Sort through the data and copy the lines holding the word "object".

[Figure content listings]
----------------------------------------

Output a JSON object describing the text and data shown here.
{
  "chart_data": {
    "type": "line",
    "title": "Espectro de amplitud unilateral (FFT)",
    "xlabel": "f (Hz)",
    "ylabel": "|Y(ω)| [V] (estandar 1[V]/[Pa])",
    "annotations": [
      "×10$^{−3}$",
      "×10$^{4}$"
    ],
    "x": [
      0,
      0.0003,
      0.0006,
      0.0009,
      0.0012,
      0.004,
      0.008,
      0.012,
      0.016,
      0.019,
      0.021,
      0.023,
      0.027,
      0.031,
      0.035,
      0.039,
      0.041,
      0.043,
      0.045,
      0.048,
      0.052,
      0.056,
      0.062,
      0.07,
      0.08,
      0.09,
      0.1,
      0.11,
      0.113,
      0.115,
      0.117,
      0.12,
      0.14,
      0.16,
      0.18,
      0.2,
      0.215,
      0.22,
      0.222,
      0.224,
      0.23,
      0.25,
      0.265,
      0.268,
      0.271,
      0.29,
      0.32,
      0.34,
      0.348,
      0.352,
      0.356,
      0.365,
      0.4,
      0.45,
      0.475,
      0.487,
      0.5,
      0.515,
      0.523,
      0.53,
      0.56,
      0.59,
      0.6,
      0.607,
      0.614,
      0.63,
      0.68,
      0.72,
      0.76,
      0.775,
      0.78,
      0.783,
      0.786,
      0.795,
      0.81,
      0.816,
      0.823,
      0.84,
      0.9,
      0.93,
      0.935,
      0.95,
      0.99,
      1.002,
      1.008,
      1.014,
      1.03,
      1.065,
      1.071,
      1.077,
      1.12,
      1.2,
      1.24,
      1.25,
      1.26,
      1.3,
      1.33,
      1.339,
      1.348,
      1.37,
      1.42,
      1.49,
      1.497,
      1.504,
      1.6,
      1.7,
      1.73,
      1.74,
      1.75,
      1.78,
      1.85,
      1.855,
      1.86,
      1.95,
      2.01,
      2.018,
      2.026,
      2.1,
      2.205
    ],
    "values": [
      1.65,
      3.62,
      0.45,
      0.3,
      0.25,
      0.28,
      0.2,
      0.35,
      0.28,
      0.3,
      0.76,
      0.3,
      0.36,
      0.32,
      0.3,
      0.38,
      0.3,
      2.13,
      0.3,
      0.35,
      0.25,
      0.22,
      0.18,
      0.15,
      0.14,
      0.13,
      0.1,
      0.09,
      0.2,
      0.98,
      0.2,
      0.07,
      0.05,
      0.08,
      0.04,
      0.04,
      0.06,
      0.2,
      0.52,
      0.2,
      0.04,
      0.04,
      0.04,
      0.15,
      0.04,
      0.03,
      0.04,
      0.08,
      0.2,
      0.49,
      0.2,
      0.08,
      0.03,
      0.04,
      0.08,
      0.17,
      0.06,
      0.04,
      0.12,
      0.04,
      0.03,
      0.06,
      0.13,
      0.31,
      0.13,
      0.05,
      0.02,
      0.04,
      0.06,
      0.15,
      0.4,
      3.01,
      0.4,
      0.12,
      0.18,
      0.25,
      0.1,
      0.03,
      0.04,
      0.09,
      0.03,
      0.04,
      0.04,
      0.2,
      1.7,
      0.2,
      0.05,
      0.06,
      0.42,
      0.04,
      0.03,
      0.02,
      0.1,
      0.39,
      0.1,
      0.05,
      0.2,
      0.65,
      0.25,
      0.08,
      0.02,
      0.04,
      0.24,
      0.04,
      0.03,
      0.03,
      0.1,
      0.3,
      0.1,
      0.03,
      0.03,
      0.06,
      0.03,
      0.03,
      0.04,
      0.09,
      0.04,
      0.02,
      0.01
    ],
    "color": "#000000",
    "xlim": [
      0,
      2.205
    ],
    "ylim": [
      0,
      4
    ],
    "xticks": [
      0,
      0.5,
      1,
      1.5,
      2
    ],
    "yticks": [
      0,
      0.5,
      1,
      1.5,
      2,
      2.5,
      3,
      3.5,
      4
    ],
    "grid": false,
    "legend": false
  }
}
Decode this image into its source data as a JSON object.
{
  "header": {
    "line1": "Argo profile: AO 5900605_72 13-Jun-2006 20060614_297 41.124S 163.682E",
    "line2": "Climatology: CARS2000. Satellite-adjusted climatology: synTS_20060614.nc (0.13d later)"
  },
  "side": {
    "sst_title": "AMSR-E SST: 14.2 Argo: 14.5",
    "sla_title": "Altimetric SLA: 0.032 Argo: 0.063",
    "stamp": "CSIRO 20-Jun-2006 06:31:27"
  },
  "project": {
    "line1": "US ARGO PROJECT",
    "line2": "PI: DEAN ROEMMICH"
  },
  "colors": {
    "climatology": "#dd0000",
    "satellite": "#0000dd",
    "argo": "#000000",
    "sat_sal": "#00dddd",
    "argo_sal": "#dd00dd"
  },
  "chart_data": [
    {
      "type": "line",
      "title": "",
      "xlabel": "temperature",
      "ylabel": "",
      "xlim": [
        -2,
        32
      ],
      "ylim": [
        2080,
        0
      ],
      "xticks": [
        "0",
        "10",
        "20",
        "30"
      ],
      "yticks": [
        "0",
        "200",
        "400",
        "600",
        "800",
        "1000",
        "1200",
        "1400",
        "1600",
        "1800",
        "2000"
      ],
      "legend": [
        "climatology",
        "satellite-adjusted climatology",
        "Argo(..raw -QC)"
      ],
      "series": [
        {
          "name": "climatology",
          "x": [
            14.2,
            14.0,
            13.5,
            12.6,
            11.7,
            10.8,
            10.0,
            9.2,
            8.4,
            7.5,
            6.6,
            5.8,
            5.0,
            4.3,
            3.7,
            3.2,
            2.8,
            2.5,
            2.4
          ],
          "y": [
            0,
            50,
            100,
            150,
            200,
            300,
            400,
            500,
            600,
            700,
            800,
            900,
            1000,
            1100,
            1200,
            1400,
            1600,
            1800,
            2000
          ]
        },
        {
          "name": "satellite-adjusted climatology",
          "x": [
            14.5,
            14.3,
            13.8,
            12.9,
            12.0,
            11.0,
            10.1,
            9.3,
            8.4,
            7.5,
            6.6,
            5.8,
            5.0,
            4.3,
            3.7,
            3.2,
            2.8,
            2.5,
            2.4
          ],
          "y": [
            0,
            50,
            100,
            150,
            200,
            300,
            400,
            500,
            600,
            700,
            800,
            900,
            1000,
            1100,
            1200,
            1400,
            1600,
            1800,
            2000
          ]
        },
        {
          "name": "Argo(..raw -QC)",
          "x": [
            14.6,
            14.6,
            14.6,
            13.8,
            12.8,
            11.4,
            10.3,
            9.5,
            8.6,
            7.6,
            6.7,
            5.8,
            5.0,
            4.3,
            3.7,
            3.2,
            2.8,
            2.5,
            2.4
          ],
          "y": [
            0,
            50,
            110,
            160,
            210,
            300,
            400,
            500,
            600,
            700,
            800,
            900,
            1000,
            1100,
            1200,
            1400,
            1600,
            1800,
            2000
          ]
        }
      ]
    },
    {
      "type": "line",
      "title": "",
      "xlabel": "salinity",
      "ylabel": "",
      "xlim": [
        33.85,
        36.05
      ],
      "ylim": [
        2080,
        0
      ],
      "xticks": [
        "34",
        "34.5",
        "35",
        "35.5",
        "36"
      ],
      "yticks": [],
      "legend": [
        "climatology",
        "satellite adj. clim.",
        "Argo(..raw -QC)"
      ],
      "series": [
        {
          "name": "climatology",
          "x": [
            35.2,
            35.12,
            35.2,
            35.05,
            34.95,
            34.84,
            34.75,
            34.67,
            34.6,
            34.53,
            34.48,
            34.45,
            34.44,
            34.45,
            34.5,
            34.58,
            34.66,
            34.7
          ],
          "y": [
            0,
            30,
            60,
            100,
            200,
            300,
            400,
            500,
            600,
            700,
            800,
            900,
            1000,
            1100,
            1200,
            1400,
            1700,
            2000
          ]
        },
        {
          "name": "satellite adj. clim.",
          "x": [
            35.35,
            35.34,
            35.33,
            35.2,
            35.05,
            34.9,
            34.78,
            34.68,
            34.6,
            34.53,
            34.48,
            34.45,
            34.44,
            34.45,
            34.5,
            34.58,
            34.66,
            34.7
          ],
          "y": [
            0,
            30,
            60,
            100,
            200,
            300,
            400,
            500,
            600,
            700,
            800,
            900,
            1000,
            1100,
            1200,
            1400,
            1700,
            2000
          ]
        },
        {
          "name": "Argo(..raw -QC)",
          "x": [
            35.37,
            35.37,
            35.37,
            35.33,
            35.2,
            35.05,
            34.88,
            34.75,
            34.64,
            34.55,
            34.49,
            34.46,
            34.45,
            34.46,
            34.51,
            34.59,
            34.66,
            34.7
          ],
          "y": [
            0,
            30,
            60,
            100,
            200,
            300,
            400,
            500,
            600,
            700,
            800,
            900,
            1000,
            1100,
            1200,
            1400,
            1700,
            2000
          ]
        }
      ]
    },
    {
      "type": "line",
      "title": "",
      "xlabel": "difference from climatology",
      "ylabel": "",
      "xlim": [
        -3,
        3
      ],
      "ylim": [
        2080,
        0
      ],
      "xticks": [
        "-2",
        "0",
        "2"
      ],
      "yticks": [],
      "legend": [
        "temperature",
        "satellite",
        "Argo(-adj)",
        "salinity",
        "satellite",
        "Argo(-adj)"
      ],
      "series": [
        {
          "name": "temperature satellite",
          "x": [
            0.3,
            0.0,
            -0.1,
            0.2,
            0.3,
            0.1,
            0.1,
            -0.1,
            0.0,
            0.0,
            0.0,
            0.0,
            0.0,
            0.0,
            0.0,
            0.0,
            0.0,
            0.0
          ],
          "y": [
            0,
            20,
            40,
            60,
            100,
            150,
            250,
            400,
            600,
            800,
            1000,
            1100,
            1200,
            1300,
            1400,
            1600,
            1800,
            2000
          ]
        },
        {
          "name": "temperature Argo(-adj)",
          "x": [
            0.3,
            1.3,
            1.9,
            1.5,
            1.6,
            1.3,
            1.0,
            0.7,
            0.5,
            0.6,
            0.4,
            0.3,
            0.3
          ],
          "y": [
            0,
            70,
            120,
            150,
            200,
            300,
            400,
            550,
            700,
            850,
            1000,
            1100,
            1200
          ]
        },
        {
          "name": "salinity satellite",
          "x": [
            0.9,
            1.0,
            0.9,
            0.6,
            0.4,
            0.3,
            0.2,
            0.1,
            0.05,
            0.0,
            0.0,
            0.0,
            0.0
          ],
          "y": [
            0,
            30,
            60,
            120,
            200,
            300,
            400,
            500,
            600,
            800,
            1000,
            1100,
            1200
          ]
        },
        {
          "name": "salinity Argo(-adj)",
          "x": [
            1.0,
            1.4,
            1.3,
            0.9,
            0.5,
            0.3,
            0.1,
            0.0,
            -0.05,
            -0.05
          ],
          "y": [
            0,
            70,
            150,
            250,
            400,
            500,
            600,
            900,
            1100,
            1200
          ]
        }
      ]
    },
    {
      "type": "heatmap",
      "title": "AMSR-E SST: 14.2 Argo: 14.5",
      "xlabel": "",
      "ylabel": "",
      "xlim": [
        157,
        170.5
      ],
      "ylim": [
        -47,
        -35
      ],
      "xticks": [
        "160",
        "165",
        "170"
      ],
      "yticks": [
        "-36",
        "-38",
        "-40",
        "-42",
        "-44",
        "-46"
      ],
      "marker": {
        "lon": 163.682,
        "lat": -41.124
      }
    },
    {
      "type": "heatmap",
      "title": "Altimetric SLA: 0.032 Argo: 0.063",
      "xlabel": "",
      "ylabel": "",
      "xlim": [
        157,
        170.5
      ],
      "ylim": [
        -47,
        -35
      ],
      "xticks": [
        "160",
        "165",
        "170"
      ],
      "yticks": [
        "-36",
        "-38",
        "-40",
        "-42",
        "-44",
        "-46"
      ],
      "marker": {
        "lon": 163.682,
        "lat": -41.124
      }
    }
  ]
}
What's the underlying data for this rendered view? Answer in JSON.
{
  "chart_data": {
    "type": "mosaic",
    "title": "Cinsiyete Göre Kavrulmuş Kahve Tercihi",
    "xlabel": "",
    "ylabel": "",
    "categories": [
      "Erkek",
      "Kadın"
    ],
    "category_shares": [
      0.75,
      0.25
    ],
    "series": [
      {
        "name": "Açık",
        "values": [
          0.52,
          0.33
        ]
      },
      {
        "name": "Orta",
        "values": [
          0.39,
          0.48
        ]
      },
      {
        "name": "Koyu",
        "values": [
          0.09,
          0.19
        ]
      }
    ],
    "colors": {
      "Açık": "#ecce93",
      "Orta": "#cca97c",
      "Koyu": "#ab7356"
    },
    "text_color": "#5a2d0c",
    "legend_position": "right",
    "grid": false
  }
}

----------------------------------------

→ Task answer:
Output a JSON object describing the text and data shown here.
Decode this image into its source data as a JSON object.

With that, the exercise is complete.